__EXERCISE GOAL__. Going through the material below, please gather all lines with the word "unnamed" in them.

__RECORDS FOR PROCESSING__.
※

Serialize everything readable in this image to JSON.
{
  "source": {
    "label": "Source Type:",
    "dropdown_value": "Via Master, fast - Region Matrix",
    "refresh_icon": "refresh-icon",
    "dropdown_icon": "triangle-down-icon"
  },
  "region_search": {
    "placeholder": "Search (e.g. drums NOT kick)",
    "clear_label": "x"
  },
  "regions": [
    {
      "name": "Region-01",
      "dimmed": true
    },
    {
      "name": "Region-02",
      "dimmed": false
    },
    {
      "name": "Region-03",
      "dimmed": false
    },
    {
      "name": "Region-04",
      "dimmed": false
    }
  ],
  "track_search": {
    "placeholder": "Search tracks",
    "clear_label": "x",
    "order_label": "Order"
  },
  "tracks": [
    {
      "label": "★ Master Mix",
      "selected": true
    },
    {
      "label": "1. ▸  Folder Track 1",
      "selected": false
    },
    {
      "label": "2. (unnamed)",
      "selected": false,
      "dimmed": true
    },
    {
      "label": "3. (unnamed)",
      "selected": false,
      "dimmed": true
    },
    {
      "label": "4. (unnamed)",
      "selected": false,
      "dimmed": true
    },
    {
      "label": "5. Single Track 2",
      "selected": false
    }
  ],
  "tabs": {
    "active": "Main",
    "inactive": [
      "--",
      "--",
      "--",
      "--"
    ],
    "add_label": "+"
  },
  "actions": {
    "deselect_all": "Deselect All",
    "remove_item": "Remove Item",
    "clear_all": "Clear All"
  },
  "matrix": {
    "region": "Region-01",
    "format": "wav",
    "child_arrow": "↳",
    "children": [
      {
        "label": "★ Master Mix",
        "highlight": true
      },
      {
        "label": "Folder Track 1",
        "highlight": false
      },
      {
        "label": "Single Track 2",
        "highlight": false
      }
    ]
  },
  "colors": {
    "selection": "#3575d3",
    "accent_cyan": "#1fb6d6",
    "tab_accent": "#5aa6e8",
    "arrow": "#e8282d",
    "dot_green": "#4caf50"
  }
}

※

__REPLY__.
      "label": "2. (unnamed)",
      "label": "3. (unnamed)",
      "label": "4. (unnamed)",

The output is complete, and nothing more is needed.